PROBLEM REQUIREMENTS
Drop all images and give the records again exactly.

PROVIDED RECORDS
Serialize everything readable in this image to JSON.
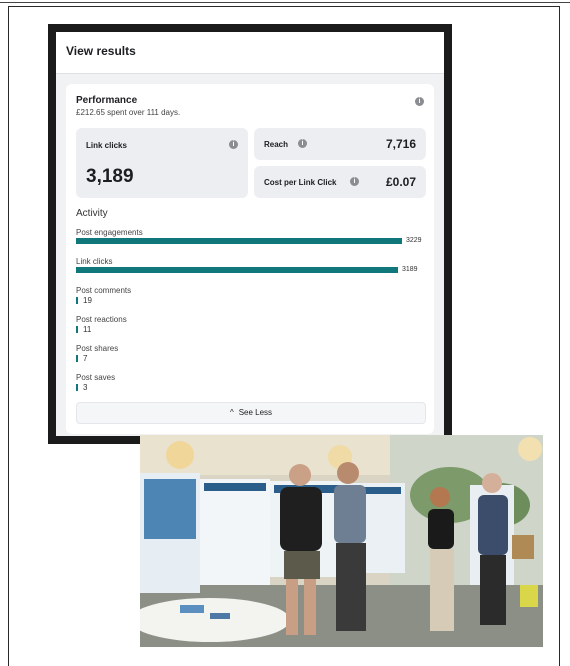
{
  "header": {
    "title": "View results"
  },
  "performance": {
    "title": "Performance",
    "subtitle": "£212.65 spent over 111 days.",
    "info_icon": "info-icon"
  },
  "metrics": {
    "link_clicks": {
      "label": "Link clicks",
      "value": "3,189"
    },
    "reach": {
      "label": "Reach",
      "value": "7,716"
    },
    "cost_per_link_click": {
      "label": "Cost per Link Click",
      "value": "£0.07"
    }
  },
  "activity": {
    "title": "Activity",
    "max": 3229,
    "items": [
      {
        "label": "Post engagements",
        "value": 3229,
        "value_text": "3229"
      },
      {
        "label": "Link clicks",
        "value": 3189,
        "value_text": "3189"
      },
      {
        "label": "Post comments",
        "value": 19,
        "value_text": "19"
      },
      {
        "label": "Post reactions",
        "value": 11,
        "value_text": "11"
      },
      {
        "label": "Post shares",
        "value": 7,
        "value_text": "7"
      },
      {
        "label": "Post saves",
        "value": 3,
        "value_text": "3"
      }
    ]
  },
  "see_less": {
    "label": "See Less",
    "icon": "chevron-up-icon"
  },
  "colors": {
    "accent": "#10787a",
    "card_bg": "#ffffff",
    "metric_bg": "#eceef1",
    "panel_frame": "#1b1b1b"
  }
}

RESPONSE TO THE EXERCISE
Serialize everything readable in this image to JSON.
{
  "header": {
    "title": "View results"
  },
  "performance": {
    "title": "Performance",
    "subtitle": "£212.65 spent over 111 days.",
    "info_icon": "info-icon"
  },
  "metrics": {
    "link_clicks": {
      "label": "Link clicks",
      "value": "3,189"
    },
    "reach": {
      "label": "Reach",
      "value": "7,716"
    },
    "cost_per_link_click": {
      "label": "Cost per Link Click",
      "value": "£0.07"
    }
  },
  "activity": {
    "title": "Activity",
    "max": 3229,
    "items": [
      {
        "label": "Post engagements",
        "value": 3229,
        "value_text": "3229"
      },
      {
        "label": "Link clicks",
        "value": 3189,
        "value_text": "3189"
      },
      {
        "label": "Post comments",
        "value": 19,
        "value_text": "19"
      },
      {
        "label": "Post reactions",
        "value": 11,
        "value_text": "11"
      },
      {
        "label": "Post shares",
        "value": 7,
        "value_text": "7"
      },
      {
        "label": "Post saves",
        "value": 3,
        "value_text": "3"
      }
    ]
  },
  "see_less": {
    "label": "See Less",
    "icon": "chevron-up-icon"
  },
  "colors": {
    "accent": "#10787a",
    "card_bg": "#ffffff",
    "metric_bg": "#eceef1",
    "panel_frame": "#1b1b1b"
  }
}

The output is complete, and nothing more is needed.